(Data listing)
━━━━━━━━━━━━━━━━━━━━

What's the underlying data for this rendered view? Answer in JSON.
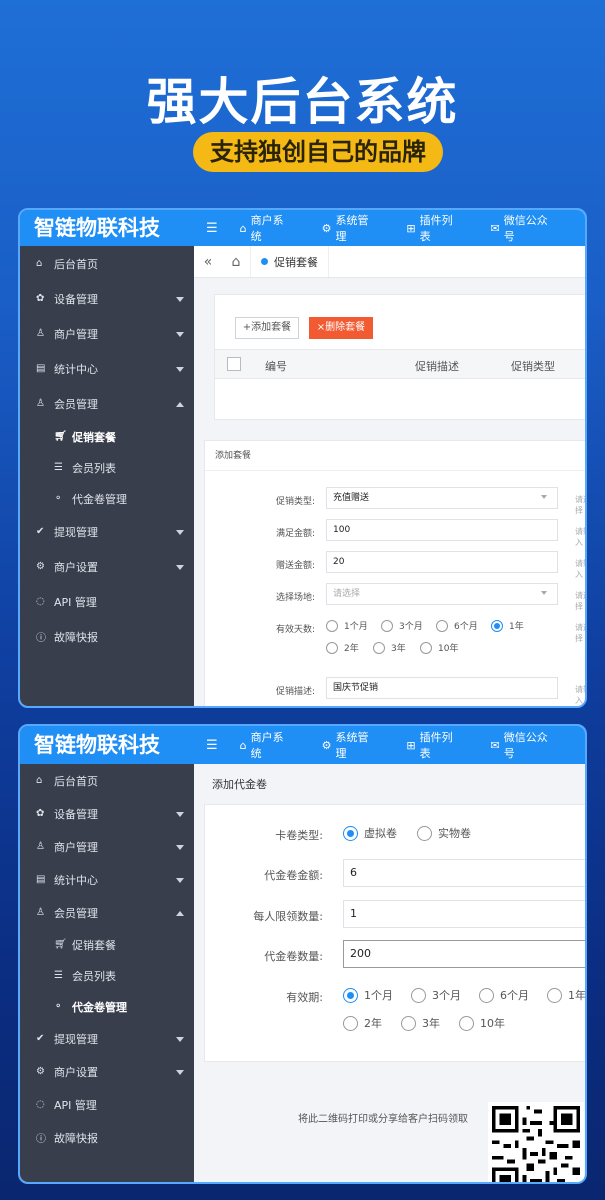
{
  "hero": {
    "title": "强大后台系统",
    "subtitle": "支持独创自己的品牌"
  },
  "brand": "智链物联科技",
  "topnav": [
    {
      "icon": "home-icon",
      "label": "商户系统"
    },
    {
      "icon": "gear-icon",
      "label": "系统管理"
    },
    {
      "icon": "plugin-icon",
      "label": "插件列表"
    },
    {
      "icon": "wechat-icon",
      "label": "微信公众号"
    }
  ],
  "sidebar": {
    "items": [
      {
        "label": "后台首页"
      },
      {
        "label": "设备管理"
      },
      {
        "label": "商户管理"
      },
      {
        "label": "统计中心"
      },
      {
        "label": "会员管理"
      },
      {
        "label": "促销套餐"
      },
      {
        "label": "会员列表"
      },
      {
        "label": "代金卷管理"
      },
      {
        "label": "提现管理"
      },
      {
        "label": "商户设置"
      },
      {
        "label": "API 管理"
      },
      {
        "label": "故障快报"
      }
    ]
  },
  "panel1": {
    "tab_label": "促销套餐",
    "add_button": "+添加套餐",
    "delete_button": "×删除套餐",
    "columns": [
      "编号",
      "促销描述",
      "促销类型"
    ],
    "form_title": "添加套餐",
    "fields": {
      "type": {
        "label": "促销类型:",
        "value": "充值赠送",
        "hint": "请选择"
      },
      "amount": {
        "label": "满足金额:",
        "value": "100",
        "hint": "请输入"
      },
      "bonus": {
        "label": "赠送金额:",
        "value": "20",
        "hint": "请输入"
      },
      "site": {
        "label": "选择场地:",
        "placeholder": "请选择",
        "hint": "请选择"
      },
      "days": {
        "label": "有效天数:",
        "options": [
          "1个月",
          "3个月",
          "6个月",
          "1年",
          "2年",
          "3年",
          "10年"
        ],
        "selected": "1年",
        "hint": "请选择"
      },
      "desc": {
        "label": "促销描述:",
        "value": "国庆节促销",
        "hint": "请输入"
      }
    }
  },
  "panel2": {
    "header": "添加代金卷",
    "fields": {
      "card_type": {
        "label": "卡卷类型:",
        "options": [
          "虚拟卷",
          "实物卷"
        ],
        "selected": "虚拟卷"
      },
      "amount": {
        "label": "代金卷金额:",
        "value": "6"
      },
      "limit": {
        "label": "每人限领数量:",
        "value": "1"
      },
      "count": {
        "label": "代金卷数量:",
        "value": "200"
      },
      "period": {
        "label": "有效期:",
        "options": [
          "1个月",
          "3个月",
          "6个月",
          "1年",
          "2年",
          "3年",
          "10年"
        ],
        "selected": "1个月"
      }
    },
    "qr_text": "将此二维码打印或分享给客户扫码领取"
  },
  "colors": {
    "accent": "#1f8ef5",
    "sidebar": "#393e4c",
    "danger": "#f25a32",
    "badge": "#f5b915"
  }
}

━━━━━━━━━━━━━━━━━━━━

Work out how many lines of the listing above include the word "value". Report only the number.

7